## MATERIAL PROVIDED
....
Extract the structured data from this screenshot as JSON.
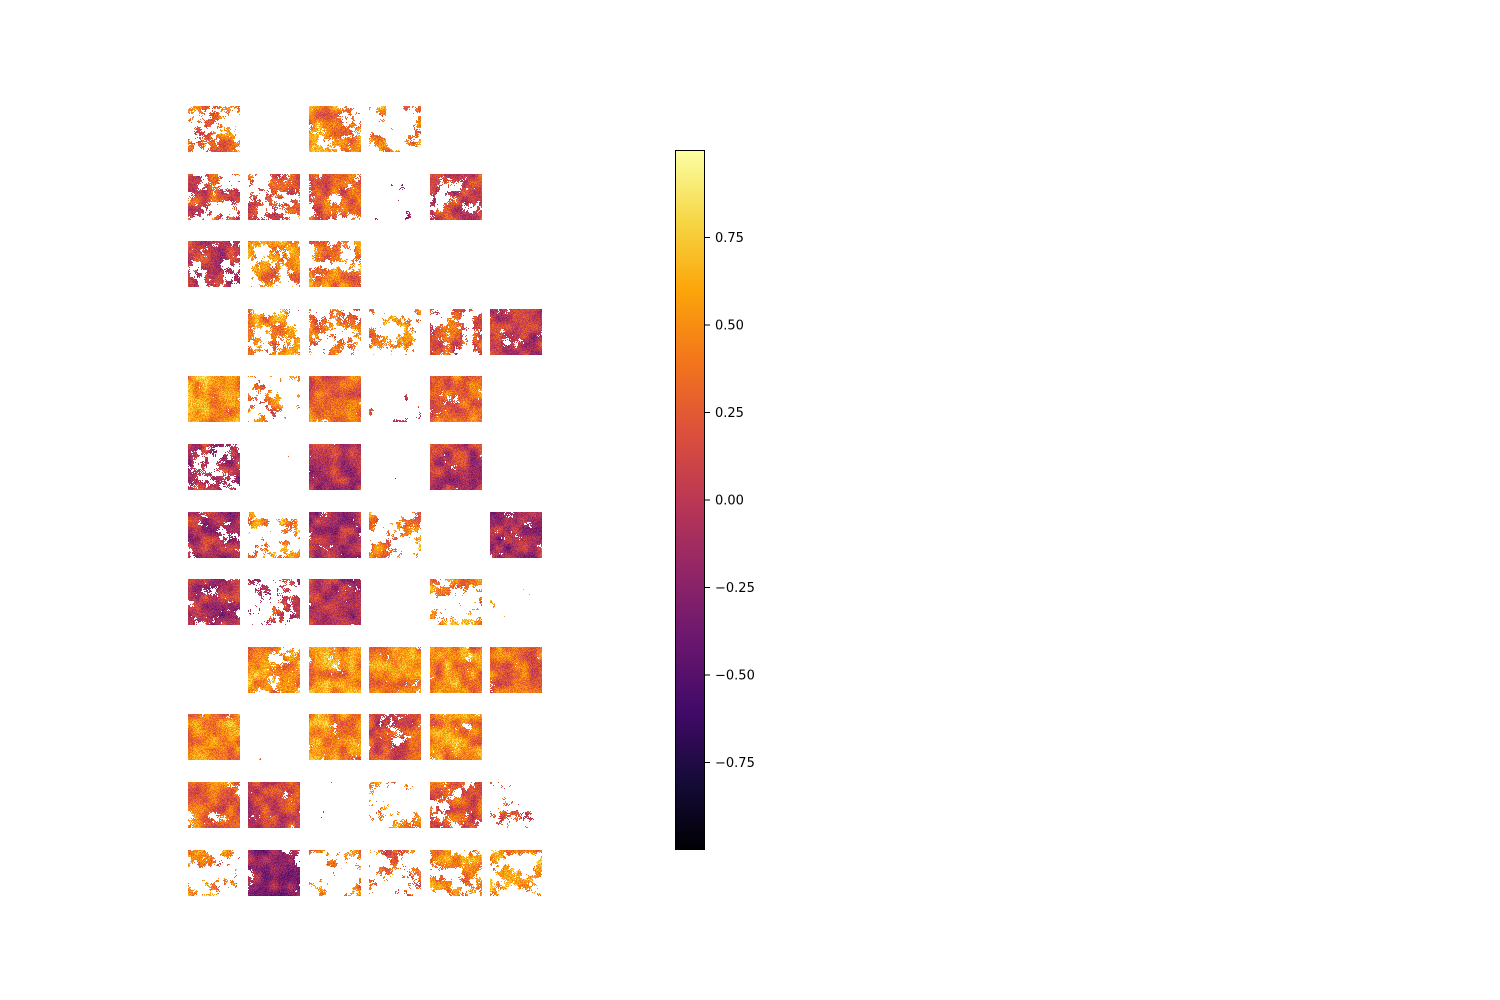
{
  "chart_data": {
    "type": "heatmap",
    "title": "",
    "grid": {
      "rows": 12,
      "cols": 6
    },
    "colormap": "inferno",
    "vmin": -1.0,
    "vmax": 1.0,
    "colorbar": {
      "ticks": [
        0.75,
        0.5,
        0.25,
        0.0,
        -0.25,
        -0.5,
        -0.75
      ],
      "tick_labels": [
        "0.75",
        "0.50",
        "0.25",
        "0.00",
        "−0.25",
        "−0.50",
        "−0.75"
      ]
    },
    "panels": [
      [
        {
          "coverage": 0.45,
          "mean": 0.35
        },
        {
          "coverage": 0.0,
          "mean": 0.0
        },
        {
          "coverage": 0.5,
          "mean": 0.45
        },
        {
          "coverage": 0.35,
          "mean": 0.45
        },
        {
          "coverage": 0.0,
          "mean": 0.0
        },
        {
          "coverage": 0.0,
          "mean": 0.0
        }
      ],
      [
        {
          "coverage": 0.55,
          "mean": 0.2
        },
        {
          "coverage": 0.55,
          "mean": 0.25
        },
        {
          "coverage": 0.65,
          "mean": 0.25
        },
        {
          "coverage": 0.15,
          "mean": -0.1
        },
        {
          "coverage": 0.6,
          "mean": 0.1
        },
        {
          "coverage": 0.0,
          "mean": 0.0
        }
      ],
      [
        {
          "coverage": 0.7,
          "mean": 0.05
        },
        {
          "coverage": 0.5,
          "mean": 0.45
        },
        {
          "coverage": 0.6,
          "mean": 0.45
        },
        {
          "coverage": 0.0,
          "mean": 0.0
        },
        {
          "coverage": 0.0,
          "mean": 0.0
        },
        {
          "coverage": 0.0,
          "mean": 0.0
        }
      ],
      [
        {
          "coverage": 0.02,
          "mean": 0.1
        },
        {
          "coverage": 0.55,
          "mean": 0.45
        },
        {
          "coverage": 0.45,
          "mean": 0.35
        },
        {
          "coverage": 0.45,
          "mean": 0.45
        },
        {
          "coverage": 0.5,
          "mean": 0.2
        },
        {
          "coverage": 0.75,
          "mean": 0.0
        }
      ],
      [
        {
          "coverage": 0.85,
          "mean": 0.55
        },
        {
          "coverage": 0.4,
          "mean": 0.4
        },
        {
          "coverage": 0.85,
          "mean": 0.3
        },
        {
          "coverage": 0.2,
          "mean": -0.05
        },
        {
          "coverage": 0.85,
          "mean": 0.35
        },
        {
          "coverage": 0.0,
          "mean": 0.0
        }
      ],
      [
        {
          "coverage": 0.6,
          "mean": -0.05
        },
        {
          "coverage": 0.03,
          "mean": 0.2
        },
        {
          "coverage": 0.85,
          "mean": -0.05
        },
        {
          "coverage": 0.08,
          "mean": -0.3
        },
        {
          "coverage": 0.85,
          "mean": 0.0
        },
        {
          "coverage": 0.0,
          "mean": 0.0
        }
      ],
      [
        {
          "coverage": 0.8,
          "mean": -0.05
        },
        {
          "coverage": 0.45,
          "mean": 0.45
        },
        {
          "coverage": 0.8,
          "mean": -0.1
        },
        {
          "coverage": 0.45,
          "mean": 0.45
        },
        {
          "coverage": 0.04,
          "mean": 0.4
        },
        {
          "coverage": 0.8,
          "mean": -0.1
        }
      ],
      [
        {
          "coverage": 0.75,
          "mean": -0.05
        },
        {
          "coverage": 0.45,
          "mean": 0.05
        },
        {
          "coverage": 0.85,
          "mean": -0.05
        },
        {
          "coverage": 0.02,
          "mean": 0.3
        },
        {
          "coverage": 0.45,
          "mean": 0.45
        },
        {
          "coverage": 0.12,
          "mean": 0.55
        }
      ],
      [
        {
          "coverage": 0.0,
          "mean": 0.0
        },
        {
          "coverage": 0.6,
          "mean": 0.5
        },
        {
          "coverage": 0.8,
          "mean": 0.5
        },
        {
          "coverage": 0.8,
          "mean": 0.45
        },
        {
          "coverage": 0.8,
          "mean": 0.45
        },
        {
          "coverage": 0.8,
          "mean": 0.35
        }
      ],
      [
        {
          "coverage": 0.8,
          "mean": 0.45
        },
        {
          "coverage": 0.06,
          "mean": 0.4
        },
        {
          "coverage": 0.8,
          "mean": 0.45
        },
        {
          "coverage": 0.8,
          "mean": 0.15
        },
        {
          "coverage": 0.8,
          "mean": 0.45
        },
        {
          "coverage": 0.0,
          "mean": 0.0
        }
      ],
      [
        {
          "coverage": 0.7,
          "mean": 0.3
        },
        {
          "coverage": 0.8,
          "mean": 0.1
        },
        {
          "coverage": 0.05,
          "mean": -0.05
        },
        {
          "coverage": 0.4,
          "mean": 0.5
        },
        {
          "coverage": 0.6,
          "mean": 0.2
        },
        {
          "coverage": 0.3,
          "mean": 0.3
        }
      ],
      [
        {
          "coverage": 0.45,
          "mean": 0.45
        },
        {
          "coverage": 0.65,
          "mean": -0.2
        },
        {
          "coverage": 0.35,
          "mean": 0.45
        },
        {
          "coverage": 0.4,
          "mean": 0.25
        },
        {
          "coverage": 0.5,
          "mean": 0.45
        },
        {
          "coverage": 0.4,
          "mean": 0.55
        }
      ]
    ]
  }
}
....
## EXERCISE
Drop the images and quote the entries word for word.

## SOLUTION TO THE EXERCISE
Extract the structured data from this screenshot as JSON.
{
  "chart_data": {
    "type": "heatmap",
    "title": "",
    "grid": {
      "rows": 12,
      "cols": 6
    },
    "colormap": "inferno",
    "vmin": -1.0,
    "vmax": 1.0,
    "colorbar": {
      "ticks": [
        0.75,
        0.5,
        0.25,
        0.0,
        -0.25,
        -0.5,
        -0.75
      ],
      "tick_labels": [
        "0.75",
        "0.50",
        "0.25",
        "0.00",
        "−0.25",
        "−0.50",
        "−0.75"
      ]
    },
    "panels": [
      [
        {
          "coverage": 0.45,
          "mean": 0.35
        },
        {
          "coverage": 0.0,
          "mean": 0.0
        },
        {
          "coverage": 0.5,
          "mean": 0.45
        },
        {
          "coverage": 0.35,
          "mean": 0.45
        },
        {
          "coverage": 0.0,
          "mean": 0.0
        },
        {
          "coverage": 0.0,
          "mean": 0.0
        }
      ],
      [
        {
          "coverage": 0.55,
          "mean": 0.2
        },
        {
          "coverage": 0.55,
          "mean": 0.25
        },
        {
          "coverage": 0.65,
          "mean": 0.25
        },
        {
          "coverage": 0.15,
          "mean": -0.1
        },
        {
          "coverage": 0.6,
          "mean": 0.1
        },
        {
          "coverage": 0.0,
          "mean": 0.0
        }
      ],
      [
        {
          "coverage": 0.7,
          "mean": 0.05
        },
        {
          "coverage": 0.5,
          "mean": 0.45
        },
        {
          "coverage": 0.6,
          "mean": 0.45
        },
        {
          "coverage": 0.0,
          "mean": 0.0
        },
        {
          "coverage": 0.0,
          "mean": 0.0
        },
        {
          "coverage": 0.0,
          "mean": 0.0
        }
      ],
      [
        {
          "coverage": 0.02,
          "mean": 0.1
        },
        {
          "coverage": 0.55,
          "mean": 0.45
        },
        {
          "coverage": 0.45,
          "mean": 0.35
        },
        {
          "coverage": 0.45,
          "mean": 0.45
        },
        {
          "coverage": 0.5,
          "mean": 0.2
        },
        {
          "coverage": 0.75,
          "mean": 0.0
        }
      ],
      [
        {
          "coverage": 0.85,
          "mean": 0.55
        },
        {
          "coverage": 0.4,
          "mean": 0.4
        },
        {
          "coverage": 0.85,
          "mean": 0.3
        },
        {
          "coverage": 0.2,
          "mean": -0.05
        },
        {
          "coverage": 0.85,
          "mean": 0.35
        },
        {
          "coverage": 0.0,
          "mean": 0.0
        }
      ],
      [
        {
          "coverage": 0.6,
          "mean": -0.05
        },
        {
          "coverage": 0.03,
          "mean": 0.2
        },
        {
          "coverage": 0.85,
          "mean": -0.05
        },
        {
          "coverage": 0.08,
          "mean": -0.3
        },
        {
          "coverage": 0.85,
          "mean": 0.0
        },
        {
          "coverage": 0.0,
          "mean": 0.0
        }
      ],
      [
        {
          "coverage": 0.8,
          "mean": -0.05
        },
        {
          "coverage": 0.45,
          "mean": 0.45
        },
        {
          "coverage": 0.8,
          "mean": -0.1
        },
        {
          "coverage": 0.45,
          "mean": 0.45
        },
        {
          "coverage": 0.04,
          "mean": 0.4
        },
        {
          "coverage": 0.8,
          "mean": -0.1
        }
      ],
      [
        {
          "coverage": 0.75,
          "mean": -0.05
        },
        {
          "coverage": 0.45,
          "mean": 0.05
        },
        {
          "coverage": 0.85,
          "mean": -0.05
        },
        {
          "coverage": 0.02,
          "mean": 0.3
        },
        {
          "coverage": 0.45,
          "mean": 0.45
        },
        {
          "coverage": 0.12,
          "mean": 0.55
        }
      ],
      [
        {
          "coverage": 0.0,
          "mean": 0.0
        },
        {
          "coverage": 0.6,
          "mean": 0.5
        },
        {
          "coverage": 0.8,
          "mean": 0.5
        },
        {
          "coverage": 0.8,
          "mean": 0.45
        },
        {
          "coverage": 0.8,
          "mean": 0.45
        },
        {
          "coverage": 0.8,
          "mean": 0.35
        }
      ],
      [
        {
          "coverage": 0.8,
          "mean": 0.45
        },
        {
          "coverage": 0.06,
          "mean": 0.4
        },
        {
          "coverage": 0.8,
          "mean": 0.45
        },
        {
          "coverage": 0.8,
          "mean": 0.15
        },
        {
          "coverage": 0.8,
          "mean": 0.45
        },
        {
          "coverage": 0.0,
          "mean": 0.0
        }
      ],
      [
        {
          "coverage": 0.7,
          "mean": 0.3
        },
        {
          "coverage": 0.8,
          "mean": 0.1
        },
        {
          "coverage": 0.05,
          "mean": -0.05
        },
        {
          "coverage": 0.4,
          "mean": 0.5
        },
        {
          "coverage": 0.6,
          "mean": 0.2
        },
        {
          "coverage": 0.3,
          "mean": 0.3
        }
      ],
      [
        {
          "coverage": 0.45,
          "mean": 0.45
        },
        {
          "coverage": 0.65,
          "mean": -0.2
        },
        {
          "coverage": 0.35,
          "mean": 0.45
        },
        {
          "coverage": 0.4,
          "mean": 0.25
        },
        {
          "coverage": 0.5,
          "mean": 0.45
        },
        {
          "coverage": 0.4,
          "mean": 0.55
        }
      ]
    ]
  }
}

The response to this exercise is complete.